= Description of the task =
Each entry must be given again exactly; images do not belong in the copy.

= The input =
--- Begin ---
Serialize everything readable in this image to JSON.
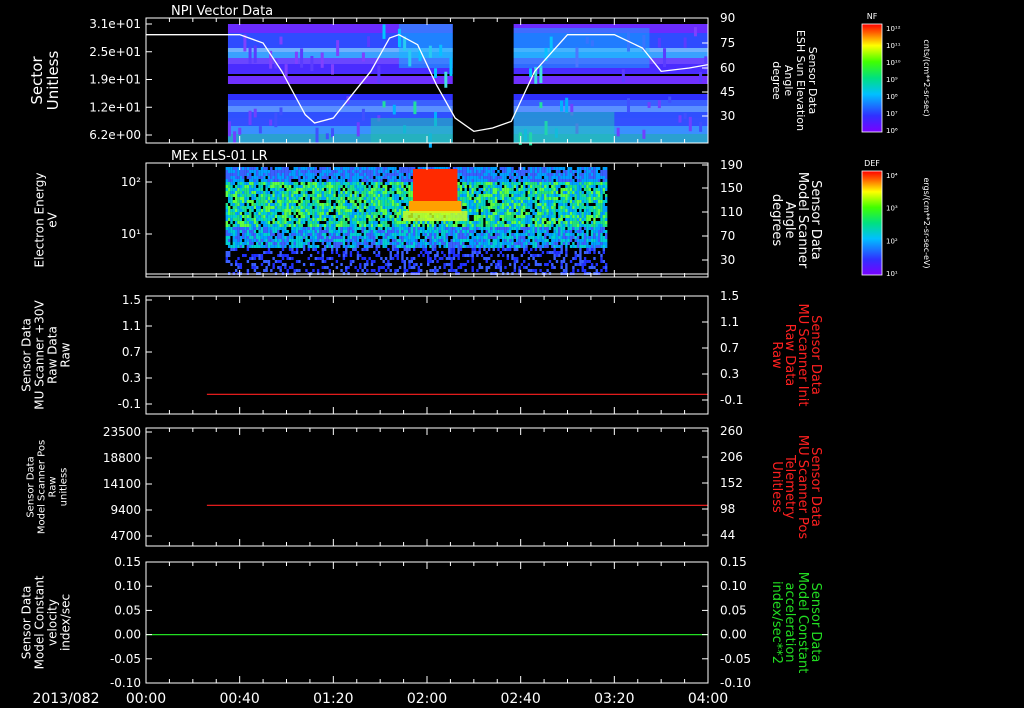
{
  "time_axis": {
    "date": "2013/082",
    "ticks": [
      "00:00",
      "00:40",
      "01:20",
      "02:00",
      "02:40",
      "03:20",
      "04:00"
    ],
    "range_minutes": [
      0,
      240
    ]
  },
  "panels": [
    {
      "id": "npi",
      "title": "NPI Vector Data",
      "left_axis_label": [
        "Sector",
        "Unitless"
      ],
      "left_ticks": [
        "3.1e+01",
        "2.5e+01",
        "1.9e+01",
        "1.2e+01",
        "6.2e+00"
      ],
      "right_axis_label": [
        "Sensor Data",
        "ESH Sun Elevation",
        "Angle",
        "degree"
      ],
      "right_ticks": [
        "90",
        "75",
        "60",
        "45",
        "30"
      ],
      "colorbar": {
        "title": "NF",
        "unit": "cnts/(cm**2-sr-sec)",
        "labels": [
          "10¹²",
          "10¹¹",
          "10¹⁰",
          "10⁹",
          "10⁸",
          "10⁷",
          "10⁶"
        ]
      }
    },
    {
      "id": "els",
      "title": "MEx ELS-01 LR",
      "left_axis_label": [
        "Electron Energy",
        "eV"
      ],
      "left_ticks": [
        "10²",
        "10¹"
      ],
      "right_axis_label": [
        "Sensor Data",
        "Model Scanner",
        "Angle",
        "degrees"
      ],
      "right_ticks": [
        "190",
        "150",
        "110",
        "70",
        "30"
      ],
      "colorbar": {
        "title": "DEF",
        "unit": "ergs/(cm**2-sr-sec-eV)",
        "labels": [
          "10⁴",
          "10³",
          "10²",
          "10¹"
        ]
      }
    },
    {
      "id": "scanner_raw",
      "left_axis_label": [
        "Sensor Data",
        "MU Scanner +30V",
        "Raw Data",
        "Raw"
      ],
      "left_ticks": [
        "1.5",
        "1.1",
        "0.7",
        "0.3",
        "-0.1"
      ],
      "right_axis_label": [
        "Sensor Data",
        "MU Scanner Init",
        "Raw Data",
        "Raw"
      ],
      "right_ticks": [
        "1.5",
        "1.1",
        "0.7",
        "0.3",
        "-0.1"
      ],
      "right_label_color": "#ff2020"
    },
    {
      "id": "scanner_pos",
      "left_axis_label": [
        "Sensor Data",
        "Model Scanner Pos",
        "Raw",
        "unitless"
      ],
      "left_ticks": [
        "23500",
        "18800",
        "14100",
        "9400",
        "4700"
      ],
      "right_axis_label": [
        "Sensor Data",
        "MU Scanner Pos",
        "Telemetry",
        "Unitless"
      ],
      "right_ticks": [
        "260",
        "206",
        "152",
        "98",
        "44"
      ],
      "right_label_color": "#ff2020"
    },
    {
      "id": "model_const",
      "left_axis_label": [
        "Sensor Data",
        "Model Constant",
        "velocity",
        "index/sec"
      ],
      "left_ticks": [
        "0.15",
        "0.10",
        "0.05",
        "0.00",
        "-0.05",
        "-0.10"
      ],
      "right_axis_label": [
        "Sensor Data",
        "Model Constant",
        "acceleration",
        "index/sec**2"
      ],
      "right_ticks": [
        "0.15",
        "0.10",
        "0.05",
        "0.00",
        "-0.05",
        "-0.10"
      ],
      "right_label_color": "#22dd22"
    }
  ],
  "chart_data": [
    {
      "type": "heatmap",
      "title": "NPI Vector Data",
      "ylabel": "Sector Unitless",
      "data_gap_minutes": [
        [
          0,
          35
        ],
        [
          131,
          157
        ]
      ],
      "overlay_line": {
        "name": "Sensor Data ESH Sun Elevation Angle",
        "color": "#ffffff",
        "ylim": [
          15,
          90
        ],
        "x_minutes": [
          0,
          32,
          40,
          50,
          58,
          68,
          72,
          80,
          96,
          104,
          108,
          116,
          124,
          132,
          140,
          148,
          156,
          166,
          180,
          192,
          200,
          212,
          220,
          232,
          240
        ],
        "y": [
          80,
          80,
          80,
          75,
          58,
          32,
          27,
          30,
          58,
          78,
          80,
          74,
          50,
          30,
          22,
          24,
          28,
          58,
          80,
          80,
          80,
          72,
          58,
          60,
          62
        ]
      }
    },
    {
      "type": "heatmap",
      "title": "MEx ELS-01 LR",
      "ylabel": "Electron Energy eV",
      "x_coverage_minutes": [
        34,
        197
      ],
      "hot_region_minutes": [
        114,
        133
      ],
      "overlay_line": {
        "name": "Sensor Data Model Scanner Angle",
        "color": "#ffffff",
        "ylim": [
          0,
          190
        ],
        "x_minutes": [
          0,
          240
        ],
        "y": [
          5,
          5
        ]
      }
    },
    {
      "type": "line",
      "series": [
        {
          "name": "Sensor Data MU Scanner Init Raw Data",
          "color": "#ff2020",
          "x_minutes": [
            26,
            240
          ],
          "y": [
            -0.0,
            -0.0
          ]
        }
      ],
      "ylim": [
        -0.3,
        1.5
      ]
    },
    {
      "type": "line",
      "series": [
        {
          "name": "Sensor Data MU Scanner Pos Telemetry",
          "color": "#ff2020",
          "x_minutes": [
            26,
            240
          ],
          "y": [
            8100,
            8100
          ]
        }
      ],
      "ylim": [
        0,
        23500
      ]
    },
    {
      "type": "line",
      "series": [
        {
          "name": "Sensor Data Model Constant acceleration",
          "color": "#22dd22",
          "x_minutes": [
            0,
            240
          ],
          "y": [
            0.0,
            0.0
          ]
        }
      ],
      "ylim": [
        -0.1,
        0.15
      ]
    }
  ]
}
--- End ---
= Task answer =
Serialize everything readable in this image to JSON.
{
  "time_axis": {
    "date": "2013/082",
    "ticks": [
      "00:00",
      "00:40",
      "01:20",
      "02:00",
      "02:40",
      "03:20",
      "04:00"
    ],
    "range_minutes": [
      0,
      240
    ]
  },
  "panels": [
    {
      "id": "npi",
      "title": "NPI Vector Data",
      "left_axis_label": [
        "Sector",
        "Unitless"
      ],
      "left_ticks": [
        "3.1e+01",
        "2.5e+01",
        "1.9e+01",
        "1.2e+01",
        "6.2e+00"
      ],
      "right_axis_label": [
        "Sensor Data",
        "ESH Sun Elevation",
        "Angle",
        "degree"
      ],
      "right_ticks": [
        "90",
        "75",
        "60",
        "45",
        "30"
      ],
      "colorbar": {
        "title": "NF",
        "unit": "cnts/(cm**2-sr-sec)",
        "labels": [
          "10¹²",
          "10¹¹",
          "10¹⁰",
          "10⁹",
          "10⁸",
          "10⁷",
          "10⁶"
        ]
      }
    },
    {
      "id": "els",
      "title": "MEx ELS-01 LR",
      "left_axis_label": [
        "Electron Energy",
        "eV"
      ],
      "left_ticks": [
        "10²",
        "10¹"
      ],
      "right_axis_label": [
        "Sensor Data",
        "Model Scanner",
        "Angle",
        "degrees"
      ],
      "right_ticks": [
        "190",
        "150",
        "110",
        "70",
        "30"
      ],
      "colorbar": {
        "title": "DEF",
        "unit": "ergs/(cm**2-sr-sec-eV)",
        "labels": [
          "10⁴",
          "10³",
          "10²",
          "10¹"
        ]
      }
    },
    {
      "id": "scanner_raw",
      "left_axis_label": [
        "Sensor Data",
        "MU Scanner +30V",
        "Raw Data",
        "Raw"
      ],
      "left_ticks": [
        "1.5",
        "1.1",
        "0.7",
        "0.3",
        "-0.1"
      ],
      "right_axis_label": [
        "Sensor Data",
        "MU Scanner Init",
        "Raw Data",
        "Raw"
      ],
      "right_ticks": [
        "1.5",
        "1.1",
        "0.7",
        "0.3",
        "-0.1"
      ],
      "right_label_color": "#ff2020"
    },
    {
      "id": "scanner_pos",
      "left_axis_label": [
        "Sensor Data",
        "Model Scanner Pos",
        "Raw",
        "unitless"
      ],
      "left_ticks": [
        "23500",
        "18800",
        "14100",
        "9400",
        "4700"
      ],
      "right_axis_label": [
        "Sensor Data",
        "MU Scanner Pos",
        "Telemetry",
        "Unitless"
      ],
      "right_ticks": [
        "260",
        "206",
        "152",
        "98",
        "44"
      ],
      "right_label_color": "#ff2020"
    },
    {
      "id": "model_const",
      "left_axis_label": [
        "Sensor Data",
        "Model Constant",
        "velocity",
        "index/sec"
      ],
      "left_ticks": [
        "0.15",
        "0.10",
        "0.05",
        "0.00",
        "-0.05",
        "-0.10"
      ],
      "right_axis_label": [
        "Sensor Data",
        "Model Constant",
        "acceleration",
        "index/sec**2"
      ],
      "right_ticks": [
        "0.15",
        "0.10",
        "0.05",
        "0.00",
        "-0.05",
        "-0.10"
      ],
      "right_label_color": "#22dd22"
    }
  ],
  "chart_data": [
    {
      "type": "heatmap",
      "title": "NPI Vector Data",
      "ylabel": "Sector Unitless",
      "data_gap_minutes": [
        [
          0,
          35
        ],
        [
          131,
          157
        ]
      ],
      "overlay_line": {
        "name": "Sensor Data ESH Sun Elevation Angle",
        "color": "#ffffff",
        "ylim": [
          15,
          90
        ],
        "x_minutes": [
          0,
          32,
          40,
          50,
          58,
          68,
          72,
          80,
          96,
          104,
          108,
          116,
          124,
          132,
          140,
          148,
          156,
          166,
          180,
          192,
          200,
          212,
          220,
          232,
          240
        ],
        "y": [
          80,
          80,
          80,
          75,
          58,
          32,
          27,
          30,
          58,
          78,
          80,
          74,
          50,
          30,
          22,
          24,
          28,
          58,
          80,
          80,
          80,
          72,
          58,
          60,
          62
        ]
      }
    },
    {
      "type": "heatmap",
      "title": "MEx ELS-01 LR",
      "ylabel": "Electron Energy eV",
      "x_coverage_minutes": [
        34,
        197
      ],
      "hot_region_minutes": [
        114,
        133
      ],
      "overlay_line": {
        "name": "Sensor Data Model Scanner Angle",
        "color": "#ffffff",
        "ylim": [
          0,
          190
        ],
        "x_minutes": [
          0,
          240
        ],
        "y": [
          5,
          5
        ]
      }
    },
    {
      "type": "line",
      "series": [
        {
          "name": "Sensor Data MU Scanner Init Raw Data",
          "color": "#ff2020",
          "x_minutes": [
            26,
            240
          ],
          "y": [
            -0.0,
            -0.0
          ]
        }
      ],
      "ylim": [
        -0.3,
        1.5
      ]
    },
    {
      "type": "line",
      "series": [
        {
          "name": "Sensor Data MU Scanner Pos Telemetry",
          "color": "#ff2020",
          "x_minutes": [
            26,
            240
          ],
          "y": [
            8100,
            8100
          ]
        }
      ],
      "ylim": [
        0,
        23500
      ]
    },
    {
      "type": "line",
      "series": [
        {
          "name": "Sensor Data Model Constant acceleration",
          "color": "#22dd22",
          "x_minutes": [
            0,
            240
          ],
          "y": [
            0.0,
            0.0
          ]
        }
      ],
      "ylim": [
        -0.1,
        0.15
      ]
    }
  ]
}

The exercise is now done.